MMTE uses SPM to tokenize input with 64k vocabulary size while mBERT uses a Wordpiece model (wu2016google) with 110k vocabulary size.
3 Experiments and Results
As stated earlier, we use MMTE to perform downstream cross-lingual transfer on 5 NLP tasks. These include 3 classification tasks: NLI (XNLI dataset), document classification (MLDoc dataset) and intent classification, and 2 sequence tagging tasks: POS tagging and NER. We detail all of the experiments in this section.
3.1 XNLI: Cross-lingual NLI
XNLI is a popularly used corpus for evaluating cross-lingual sentence classification. It contains data in 15 languages conneau2018xnli
. Evaluation is based on classification accuracy for pairs of sentences as one of entailment, neutral, or contradiction. We feed the text pair separated by a special token into MMTE and add a small network on top of it to build a classifier. This small network consists of a pre-pool feed-forward layer with 64 units, a max-pool layer which pools word level representations to get the sentence representation, and a post-pool feed-forward layer with 64 units. The optimizer used is Adafactor with a learning rate schedule of (0.2, 90k). The classifier is trained on English only and evaluated on all the 15 languages. Results are reported in Table2. Please refer to Appedix Table 1 for language names associated with the codes.
MMTE outperforms mBERT on 9 out of 15 languages and by 1.2 points on average. BERT achieves excellent results on English, outperforming our system by 2.5 points but its zero-shot cross-lingual transfer performance is weaker than MMTE. We see most gains in low resource languages such as ar, hi, ur, and sw. MMTE however falls short of the current state-of-the-art (SOTA) on XNLI (lample2019cross). We hypothesize this might be because of 2 reasons: (1) They use only the 15 languages associated with the XNLI task for pre-training their model, and (2) They use both monolingual and parallel data for pre-training while we just use parallel data. We confirm our first hypothesis later in Section 4 where we see that decreasing the number of languages in mNMT improves the performance on XNLI.
3.2 MLDoc: Document Classification
MLDoc is a balanced subset of the Reuters corpus covering 8 languages for document classification (SCHWENK18.658). This is a 4-way classification task of identifying topics between CCAT (Corporate/Industrial), ECAT (Economics), GCAT (Government/Social), and MCAT (Markets). Performance is evaluated based on classification accuracy. We split the document using the sentence-piece model and feed the first 200 tokens into the encoder for classification. The task-specific network and the optimizer used is same as the one used for XNLI. Learning rate schedule is (0.2,5k). We perform both in-language and zero-shot evaluation. The in-language setting has training, development and test sets from the language. In the zero-shot setting, the train and dev sets contain only English examples but we test on all the languages. The results of both the experiments are reported in Table 3.
MMTE performance is on par with mBERT for in-language training on all the languages. It slightly edges over mBERT on zero-shot transfer while lagging behind SOTA by 0.2 points. Interestingly, MMTE beats SOTA on Japanese by more than 8 points. This may be due to the different nature and amount of data used for pre-training by these methods.
3.3 Cross-lingual Intent Classification
recently presented a dataset for multilingual task oriented dialog. This dataset contains 57k annotated utterances in English (43k), Spanish (8.6k), and Thai (5k) with 12 different intents across the domains weather, alarm, and reminder. The evaluation metric used is classification accuracy. We use this data for both in-language training and zero-shot transfer. The task-specific network and the optimizer used is the same as the one used for the above two tasks. The learning rate schedule is (0.1,100k). Results are reported in Table4. MMTE outperforms both mBERT and previous SOTA in both in-language and zero-shot setting on all 3 languages and establishes a new SOTA for this dataset.

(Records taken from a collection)
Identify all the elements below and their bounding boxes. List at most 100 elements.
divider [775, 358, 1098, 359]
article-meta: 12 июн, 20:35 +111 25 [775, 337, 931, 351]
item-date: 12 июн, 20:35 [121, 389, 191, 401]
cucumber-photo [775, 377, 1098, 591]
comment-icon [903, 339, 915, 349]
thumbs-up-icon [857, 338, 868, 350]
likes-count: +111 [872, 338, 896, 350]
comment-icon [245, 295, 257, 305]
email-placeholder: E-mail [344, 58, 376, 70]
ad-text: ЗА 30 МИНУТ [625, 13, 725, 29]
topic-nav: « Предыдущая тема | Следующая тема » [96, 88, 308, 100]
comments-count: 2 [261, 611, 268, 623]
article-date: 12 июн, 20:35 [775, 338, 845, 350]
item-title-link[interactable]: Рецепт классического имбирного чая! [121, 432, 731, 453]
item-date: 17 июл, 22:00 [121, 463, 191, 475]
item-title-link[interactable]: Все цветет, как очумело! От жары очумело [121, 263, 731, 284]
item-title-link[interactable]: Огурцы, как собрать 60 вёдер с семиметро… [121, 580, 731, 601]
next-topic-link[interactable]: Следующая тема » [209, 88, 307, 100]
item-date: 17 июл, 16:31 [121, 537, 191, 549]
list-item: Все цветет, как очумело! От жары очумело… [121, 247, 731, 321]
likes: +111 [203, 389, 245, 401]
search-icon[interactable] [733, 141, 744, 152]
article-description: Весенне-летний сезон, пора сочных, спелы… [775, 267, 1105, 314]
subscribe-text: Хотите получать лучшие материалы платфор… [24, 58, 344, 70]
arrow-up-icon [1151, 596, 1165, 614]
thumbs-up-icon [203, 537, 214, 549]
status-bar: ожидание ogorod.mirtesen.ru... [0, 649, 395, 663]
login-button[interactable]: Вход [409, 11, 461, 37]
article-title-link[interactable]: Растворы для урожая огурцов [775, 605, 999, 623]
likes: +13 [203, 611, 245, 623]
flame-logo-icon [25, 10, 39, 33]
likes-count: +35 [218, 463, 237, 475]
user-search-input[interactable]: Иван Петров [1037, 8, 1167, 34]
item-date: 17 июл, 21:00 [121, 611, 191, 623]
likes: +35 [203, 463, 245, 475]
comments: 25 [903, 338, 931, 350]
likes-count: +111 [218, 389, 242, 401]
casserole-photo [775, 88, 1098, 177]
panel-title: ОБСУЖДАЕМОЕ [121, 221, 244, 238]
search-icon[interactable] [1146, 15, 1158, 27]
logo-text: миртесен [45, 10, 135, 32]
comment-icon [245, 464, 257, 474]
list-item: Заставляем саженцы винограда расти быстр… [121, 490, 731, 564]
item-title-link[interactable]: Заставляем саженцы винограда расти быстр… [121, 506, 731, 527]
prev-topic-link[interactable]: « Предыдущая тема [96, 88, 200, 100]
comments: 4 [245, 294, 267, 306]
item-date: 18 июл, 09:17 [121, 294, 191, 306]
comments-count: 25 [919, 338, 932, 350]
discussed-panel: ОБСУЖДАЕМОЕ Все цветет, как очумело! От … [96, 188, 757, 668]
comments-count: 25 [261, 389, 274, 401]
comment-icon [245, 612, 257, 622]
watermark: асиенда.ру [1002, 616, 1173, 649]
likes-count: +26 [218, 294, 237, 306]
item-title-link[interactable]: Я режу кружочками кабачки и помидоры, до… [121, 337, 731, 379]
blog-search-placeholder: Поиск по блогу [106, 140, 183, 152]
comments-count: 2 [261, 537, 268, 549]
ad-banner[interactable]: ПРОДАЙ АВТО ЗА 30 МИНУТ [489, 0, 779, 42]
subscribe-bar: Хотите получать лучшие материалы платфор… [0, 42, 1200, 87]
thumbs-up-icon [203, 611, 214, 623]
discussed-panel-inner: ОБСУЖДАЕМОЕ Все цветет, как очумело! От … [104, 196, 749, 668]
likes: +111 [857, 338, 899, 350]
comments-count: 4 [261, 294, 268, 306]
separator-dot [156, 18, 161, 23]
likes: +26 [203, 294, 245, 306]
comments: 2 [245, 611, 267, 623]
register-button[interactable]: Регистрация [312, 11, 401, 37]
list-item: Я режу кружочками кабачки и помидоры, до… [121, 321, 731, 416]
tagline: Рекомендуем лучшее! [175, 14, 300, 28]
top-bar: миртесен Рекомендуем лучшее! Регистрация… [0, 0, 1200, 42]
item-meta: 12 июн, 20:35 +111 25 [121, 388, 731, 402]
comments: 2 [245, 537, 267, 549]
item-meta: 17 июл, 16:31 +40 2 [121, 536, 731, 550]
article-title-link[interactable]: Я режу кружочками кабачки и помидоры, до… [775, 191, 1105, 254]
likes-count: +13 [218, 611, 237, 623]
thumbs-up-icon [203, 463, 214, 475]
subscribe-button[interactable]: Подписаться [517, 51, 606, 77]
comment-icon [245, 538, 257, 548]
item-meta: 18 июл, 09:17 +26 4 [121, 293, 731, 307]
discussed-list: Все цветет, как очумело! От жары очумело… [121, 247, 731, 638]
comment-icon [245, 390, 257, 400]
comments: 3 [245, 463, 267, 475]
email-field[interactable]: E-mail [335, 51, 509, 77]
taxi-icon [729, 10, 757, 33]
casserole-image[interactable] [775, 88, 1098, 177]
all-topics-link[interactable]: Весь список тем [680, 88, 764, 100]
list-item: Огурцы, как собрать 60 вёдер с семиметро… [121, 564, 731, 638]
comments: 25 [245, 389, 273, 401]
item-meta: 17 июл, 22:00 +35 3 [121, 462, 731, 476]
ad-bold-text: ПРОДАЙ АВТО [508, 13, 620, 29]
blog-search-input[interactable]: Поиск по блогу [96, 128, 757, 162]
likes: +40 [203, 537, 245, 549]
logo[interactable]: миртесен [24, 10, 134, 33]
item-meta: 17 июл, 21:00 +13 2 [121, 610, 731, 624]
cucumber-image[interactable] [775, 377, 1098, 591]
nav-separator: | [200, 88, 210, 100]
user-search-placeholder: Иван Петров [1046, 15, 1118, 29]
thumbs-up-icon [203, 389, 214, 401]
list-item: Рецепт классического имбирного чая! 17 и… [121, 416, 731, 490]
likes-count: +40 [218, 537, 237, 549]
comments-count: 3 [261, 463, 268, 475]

:: Directives ::
1. Reproduce the entries word for word, starting at their first line and stopping after the line that contains "item-title-link[interactable]: Рецепт классического".
2. Carry the passage on cross-lingual transfer with MMTE further, picking up right after its final sentence.
These entries bear no relation to the passage on cross-lingual transfer with MMTE.

:: Set of answers ::
1.
Identify all the elements below and their bounding boxes. List at most 100 elements.
divider [775, 358, 1098, 359]
article-meta: 12 июн, 20:35 +111 25 [775, 337, 931, 351]
item-date: 12 июн, 20:35 [121, 389, 191, 401]
cucumber-photo [775, 377, 1098, 591]
comment-icon [903, 339, 915, 349]
thumbs-up-icon [857, 338, 868, 350]
likes-count: +111 [872, 338, 896, 350]
comment-icon [245, 295, 257, 305]
email-placeholder: E-mail [344, 58, 376, 70]
ad-text: ЗА 30 МИНУТ [625, 13, 725, 29]
topic-nav: « Предыдущая тема | Следующая тема » [96, 88, 308, 100]
comments-count: 2 [261, 611, 268, 623]
article-date: 12 июн, 20:35 [775, 338, 845, 350]
item-title-link[interactable]: Рецепт классического имбирного чая! [121, 432, 731, 453]

2.
3.4 POS Tagging
We use universal dependencies POS tagging data from the Universal Dependency v2.3 (nivre2018universal; zeman2018conll)
. Gold segmentation is used for training, tuning and testing. The POS tagging task has 17 labels for all languages. We consider 48 different languages. These languages are chosen based on intersection of languages for which POS labels are available in the universal dependencies dataset and the languages supported by our mNMT model. The task-specific network consists of a one layer feed-forward neural network with 784 units. Since MMTE operates on the subword-level, we only consider the representation of the first subword token of each word. The optimizer used is Adafactor with learning rate schedule (0.1,40k). The evaluation metric used is F1-score, which is same as accuracy in our case since we use gold-segmented data. Results of both in-language and zero-shot setting are reported in Table5.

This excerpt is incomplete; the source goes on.